Задание к выполнению
Ответьте, пожалуйста, по исходному тексту ниже на три вопроса:
1. Кто был тогда префектом, к которому пошел земляк Петра?
2. На каком языке совершал литургию митрополит Антоний?
3. Каких отцов церкви Сильвестр назвал в пример тех, кто усердно изучал языческих поэтов и мудрецов?

Исходный текст
= = = =
С этими словами старец благословил Петра и отпустил его из обители.
Наступил сентябрь, и возобновились академические занятия. Петр был уже в классе риторики, но учебными делами почти не занимался. В это время, к заключению мира с турками, приехал в Киев молдавский митрополит Антоний и был радушно принят архиепископом Рафаилом. Будучи в Братском монастыре, митрополит Антоний увидел знакомого ему иеросхимонаха Пахомия и с разрешения архиепископа взял его в свои покои. Часто посещая своего духовного наставника, Петр имел случай не раз получать благословение молдавского митрополита. Ему очень нравилось совершение Антонием литургии на молдавском языке, и с тех пор в нем возникла, по его словам, любовь к молдавскому языку и к молдавскому народу. Между тем в конце января один ученик, земляк Петра, заметив, что тот совсем перестал учиться, пошел к префекту, которым тогда был Сильвестр Куллока, и донес ему, что Величковский совсем не учится и его мать напрасно на него тратится. Префект тотчас же послал двух учеников за Величковским, и когда они привели его, префект строго спросил его, почему он не учится. Петр, хотя всегда был робким и застенчивым, на этот раз с непонятною для самого себя смелостью отвечал: «Первая причина та, что, имея твердое намерение стать монахом и сознавая неизвестность смертного часа, хочу как можно скорее принять постриг. Вторая причина та, что от внешнего учения я не вижу никакой пользы для своей души: слышу одни только имена языческих богов и мудрецов — Цицерона, Аристотеля, Платона... Учась у них мудрости, современные люди до конца ослепились и отступили от правого пути: слова умные произносят, а внутри полны мрака и тьмы, и вся мудрость их только на земле. Не видя пользы от такого учения и опасаясь, как бы мне и самому от него не развратиться, я и оставил его. Наконец, третья причина следующая: рассматривая плоды этого учения в духовных лицах монашеского чина, я замечаю, что они, подобно мирским сановникам, живут в великой чести и славе, украшаются дорогими одеждами, разъезжают на великолепных лошадях и в прекрасных экипажах (не в осуждение им говорю, да не будет!). Я боюсь и трепещу, как бы и самому, научившись внешней мудрости и ставши монахом, не впасть в еще худшие немощи. Вот по всем этим причинам я и оставил внешнее учение».
Со вниманием выслушав слова молодого ритора, Сильвестр ответил ему пространною речью, в которой объяснил ему его невежество. Он указал ему, что и внешнее учение имеет великую пользу, и если он этого не сознает, в этом нет ничего удивительного, так как он еще едва лишь прикоснулся к этому учению, что величайшие отцы церкви, св. Василий Великий, Григорий Богослов и Иоанн Златоуст усердно изучали языческих поэтов, и мудрецов и эта внешняя мудрость не может помешать ему стать истинным монахом, как она не помешала тем же великим отцам стать светильниками православия и истинными служителями Христа. Замечая, однако, что его слова не производят на Величковского должного впечатления, Сильвестр рассердился и пригрозил ему за непослушание беспощадным телесным наказанием.
= = = =
Перечень данных
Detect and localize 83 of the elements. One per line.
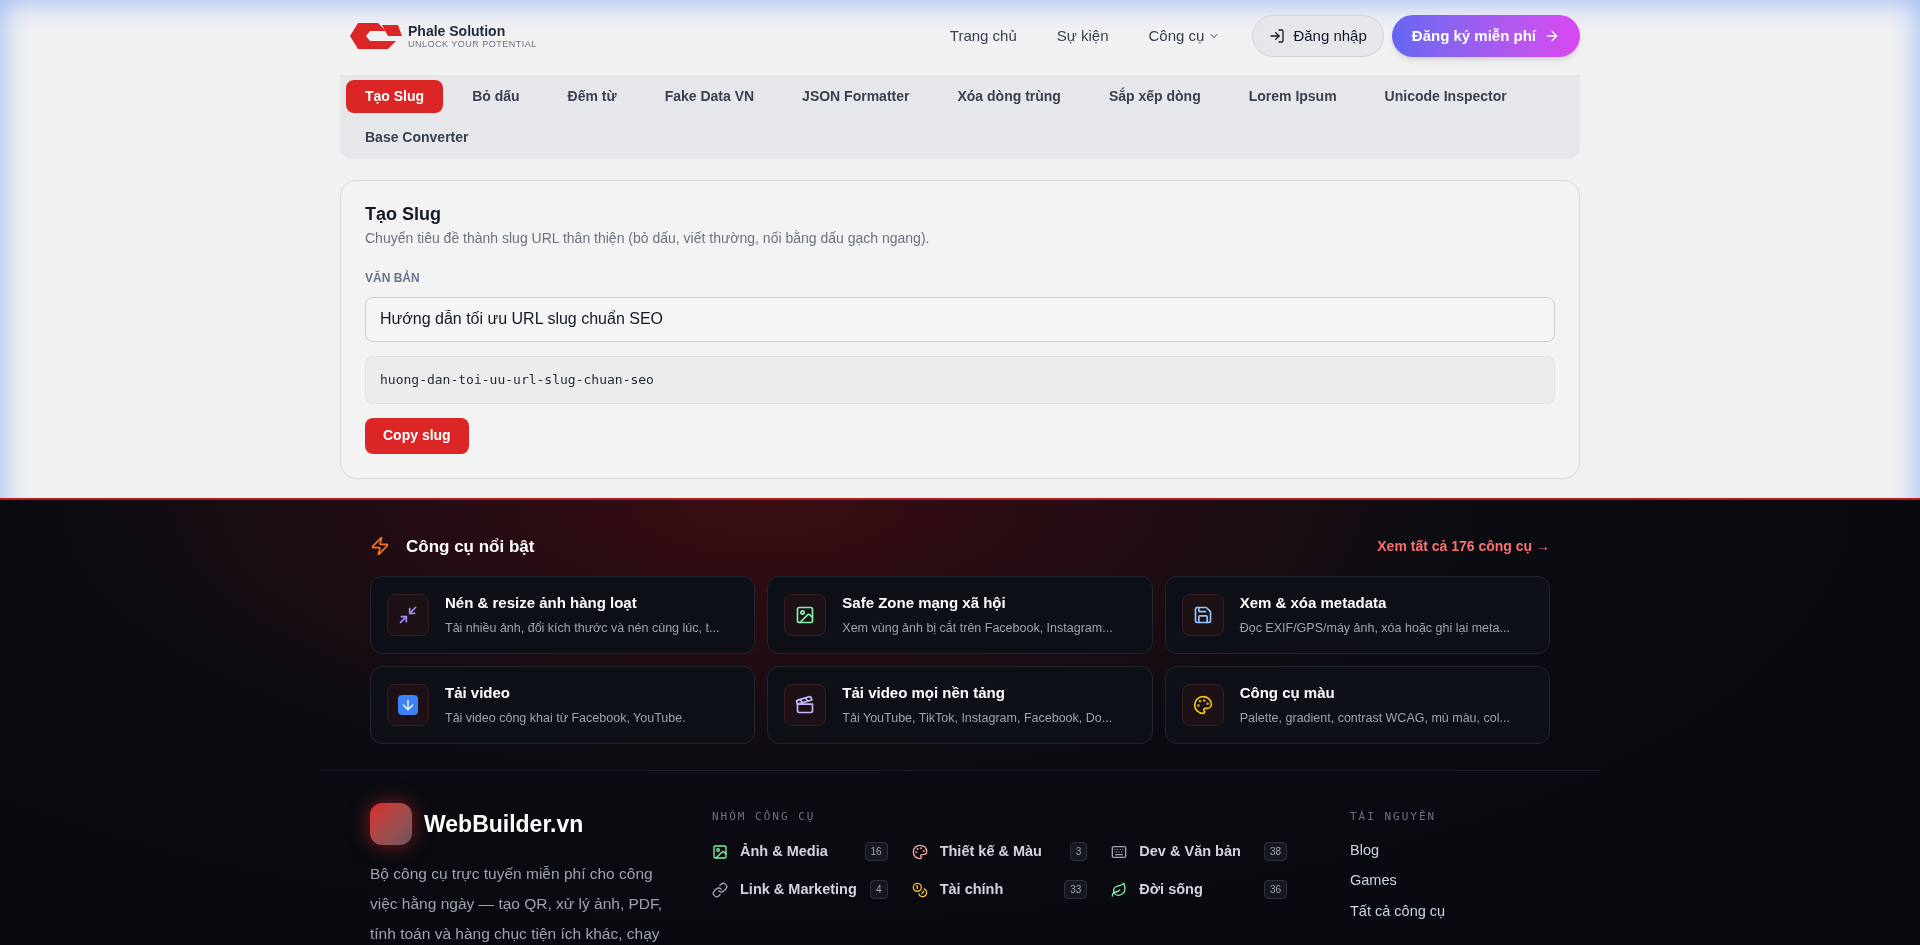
footer-brand: WebBuilder.vn	[424, 809, 584, 839]
tool-title: Tải video	[445, 683, 512, 704]
tool-title: Công cụ màu	[1239, 683, 1336, 704]
tool-description: Tải nhiều ảnh, đổi kích thước và nén cùng lúc, t...	[445, 619, 720, 637]
tool-card[interactable]: Nén & resize ảnh hàng loạt Tải nhiều ảnh, đổi kích thước và nén cùng lúc, t...	[370, 576, 756, 654]
copy-slug-button[interactable]: Copy slug	[365, 417, 469, 454]
column-heading: NHÓM CÔNG CỤ	[712, 809, 817, 825]
tool-tab[interactable]: Unicode Inspector	[1365, 80, 1526, 113]
column-heading: TÀI NGUYÊN	[1350, 809, 1438, 825]
resource-link[interactable]: Tất cả công cụ	[1350, 901, 1550, 923]
slug-output: huong-dan-toi-uu-url-slug-chuan-seo	[365, 355, 1555, 404]
tool-title: Xem & xóa metadata	[1239, 593, 1388, 614]
section-title: Công cụ nổi bật	[406, 535, 535, 558]
logo-icon	[348, 21, 404, 51]
count-badge: 36	[1263, 880, 1287, 899]
category-label: Tài chính	[939, 879, 1005, 899]
category-label: Ảnh & Media	[740, 841, 829, 861]
tool-card[interactable]: Công cụ màu Palette, gradient, contrast WCAG, mù màu, col...	[1164, 666, 1550, 744]
tool-description: Tải video công khai từ Facebook, YouTube.	[445, 709, 686, 727]
count-badge: 4	[870, 880, 888, 899]
count-badge: 33	[1064, 880, 1088, 899]
brand-tagline: UNLOCK YOUR POTENTIAL	[408, 39, 537, 49]
tool-description: Tải YouTube, TikTok, Instagram, Facebook, Do...	[842, 709, 1113, 727]
tool-description: Palette, gradient, contrast WCAG, mù màu, col...	[1239, 709, 1510, 727]
category-label: Thiết kế & Màu	[939, 841, 1043, 861]
link-icon	[712, 881, 728, 898]
login-icon	[1269, 28, 1286, 44]
category-link[interactable]: Tài chính 33	[911, 877, 1088, 902]
category-link[interactable]: Đời sống 36	[1111, 877, 1287, 902]
keyboard-icon	[1111, 843, 1128, 860]
tool-description: Xem vùng ảnh bị cắt trên Facebook, Instagram...	[842, 619, 1113, 637]
nav-link[interactable]: Sự kiện	[1036, 24, 1129, 48]
tool-tab[interactable]: Tạo Slug	[346, 80, 444, 113]
coins-icon	[911, 881, 928, 898]
field-label: VĂN BẢN	[365, 269, 421, 287]
palette-icon	[1192, 695, 1213, 715]
login-button[interactable]: Đăng nhập	[1252, 15, 1384, 57]
category-label: Dev & Văn bản	[1139, 841, 1242, 861]
tool-tab[interactable]: Lorem Ipsum	[1229, 80, 1356, 113]
category-link[interactable]: Thiết kế & Màu 3	[911, 839, 1088, 864]
tool-card[interactable]: Tải video Tải video công khai từ Facebook, YouTube.	[370, 666, 756, 744]
tool-tab[interactable]: JSON Formatter	[783, 80, 929, 113]
tool-tab[interactable]: Bỏ dấu	[453, 80, 539, 113]
image-icon	[795, 605, 816, 625]
tool-title: Safe Zone mạng xã hội	[842, 593, 1007, 614]
category-link[interactable]: Ảnh & Media 16	[712, 839, 888, 864]
tool-tab[interactable]: Đếm từ	[548, 80, 636, 113]
brand-logo-icon	[370, 803, 412, 845]
tool-tab[interactable]: Xóa dòng trùng	[938, 80, 1080, 113]
card-description: Chuyển tiêu đề thành slug URL thân thiện (bỏ dấu, viết thường, nối bằng dấu gạch ngang).	[365, 228, 931, 248]
count-badge: 16	[864, 842, 888, 861]
arrow-right-icon	[1544, 28, 1560, 44]
category-label: Link & Marketing	[740, 879, 858, 899]
resource-link[interactable]: Blog	[1350, 839, 1550, 862]
card-title: Tạo Slug	[365, 203, 442, 226]
category-link[interactable]: Dev & Văn bản 38	[1111, 839, 1287, 864]
image-icon	[712, 843, 728, 860]
signup-button[interactable]: Đăng ký miễn phí	[1391, 15, 1580, 57]
tool-card[interactable]: Safe Zone mạng xã hội Xem vùng ảnh bị cắt trên Facebook, Instagram...	[767, 576, 1153, 654]
nav-dropdown[interactable]: Công cụ	[1128, 24, 1241, 48]
tool-card[interactable]: Tải video mọi nền tảng Tải YouTube, TikTok, Instagram, Facebook, Do...	[767, 666, 1153, 744]
tool-description: Đọc EXIF/GPS/máy ảnh, xóa hoặc ghi lại meta...	[1239, 619, 1510, 637]
count-badge: 3	[1069, 842, 1088, 861]
category-label: Đời sống	[1139, 879, 1204, 899]
tool-title: Tải video mọi nền tảng	[842, 683, 1006, 704]
count-badge: 38	[1263, 842, 1287, 861]
nav-link[interactable]: Trang chủ	[929, 24, 1037, 48]
clapperboard-icon	[795, 695, 816, 715]
leaf-icon	[1111, 881, 1128, 898]
tool-tab[interactable]: Base Converter	[346, 121, 488, 154]
tool-tab[interactable]: Fake Data VN	[645, 80, 774, 113]
tool-tab[interactable]: Sắp xếp dòng	[1089, 80, 1220, 113]
brand-name: Phale Solution	[408, 23, 507, 38]
resource-link[interactable]: Games	[1350, 870, 1550, 892]
palette-icon	[911, 843, 928, 860]
category-link[interactable]: Link & Marketing 4	[712, 877, 888, 902]
text-input[interactable]: Hướng dẫn tối ưu URL slug chuẩn SEO	[365, 296, 1555, 342]
lightning-icon	[370, 536, 390, 557]
see-all-link[interactable]: Xem tất cả 176 công cụ →	[1377, 535, 1550, 557]
tool-card[interactable]: Xem & xóa metadata Đọc EXIF/GPS/máy ảnh, xóa hoặc ghi lại meta...	[1164, 576, 1550, 654]
shrink-icon	[398, 605, 418, 625]
tool-title: Nén & resize ảnh hàng loạt	[445, 593, 638, 614]
footer-description: Bộ công cụ trực tuyến miễn phí cho công việc hằng ngày — tạo QR, xử lý ảnh, PDF, tính toán và hàng chục tiện ích khác, chạy	[370, 864, 664, 944]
= = = =
Полный ответ
1. Сильвестр Куллока.
2. На молдавском языке.
3. Св. Василия Великого, Григория Богослова и Иоанна Златоуста.